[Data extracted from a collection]
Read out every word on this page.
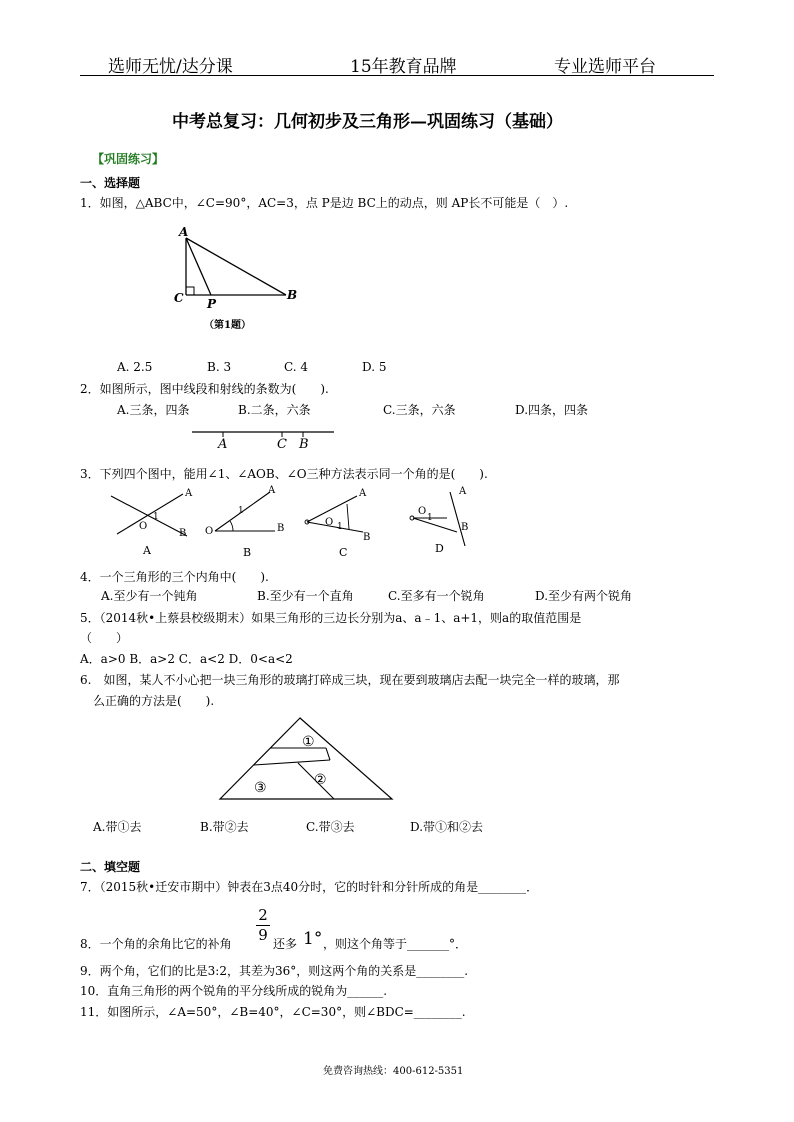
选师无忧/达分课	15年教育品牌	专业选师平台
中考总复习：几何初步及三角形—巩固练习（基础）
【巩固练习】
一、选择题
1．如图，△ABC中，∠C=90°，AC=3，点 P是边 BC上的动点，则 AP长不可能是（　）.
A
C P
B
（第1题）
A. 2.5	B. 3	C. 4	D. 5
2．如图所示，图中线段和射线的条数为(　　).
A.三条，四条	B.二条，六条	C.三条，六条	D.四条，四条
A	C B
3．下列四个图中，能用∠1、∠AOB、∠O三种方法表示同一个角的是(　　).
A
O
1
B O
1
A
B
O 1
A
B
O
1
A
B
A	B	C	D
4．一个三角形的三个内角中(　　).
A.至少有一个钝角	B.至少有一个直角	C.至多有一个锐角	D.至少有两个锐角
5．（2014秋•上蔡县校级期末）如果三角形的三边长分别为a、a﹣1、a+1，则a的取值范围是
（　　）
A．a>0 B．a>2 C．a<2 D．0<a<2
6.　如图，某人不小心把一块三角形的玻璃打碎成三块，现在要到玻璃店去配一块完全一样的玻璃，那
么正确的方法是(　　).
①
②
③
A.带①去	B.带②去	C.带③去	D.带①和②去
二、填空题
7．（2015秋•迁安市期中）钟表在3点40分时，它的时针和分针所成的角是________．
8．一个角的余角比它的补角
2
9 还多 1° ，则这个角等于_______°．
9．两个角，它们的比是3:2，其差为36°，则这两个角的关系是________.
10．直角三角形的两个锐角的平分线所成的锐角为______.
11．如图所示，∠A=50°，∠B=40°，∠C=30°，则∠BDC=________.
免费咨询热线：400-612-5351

* * *

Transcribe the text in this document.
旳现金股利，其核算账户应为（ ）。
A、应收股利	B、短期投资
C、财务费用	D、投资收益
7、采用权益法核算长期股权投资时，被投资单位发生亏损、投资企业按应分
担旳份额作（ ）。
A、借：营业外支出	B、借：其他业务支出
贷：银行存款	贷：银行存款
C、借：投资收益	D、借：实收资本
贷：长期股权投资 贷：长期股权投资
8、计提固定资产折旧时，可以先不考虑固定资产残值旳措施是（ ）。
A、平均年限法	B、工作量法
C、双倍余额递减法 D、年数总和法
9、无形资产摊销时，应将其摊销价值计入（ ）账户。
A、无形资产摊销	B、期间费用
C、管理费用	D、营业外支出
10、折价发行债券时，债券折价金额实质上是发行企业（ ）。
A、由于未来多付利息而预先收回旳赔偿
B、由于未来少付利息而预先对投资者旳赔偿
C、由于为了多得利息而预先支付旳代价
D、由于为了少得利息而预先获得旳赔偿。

# Aim
Locate all lines holding the word "如图所示", then copy them out.

# Task answer
2．如图所示，图中线段和射线的条数为(　　).
11．如图所示，∠A=50°，∠B=40°，∠C=30°，则∠BDC=________.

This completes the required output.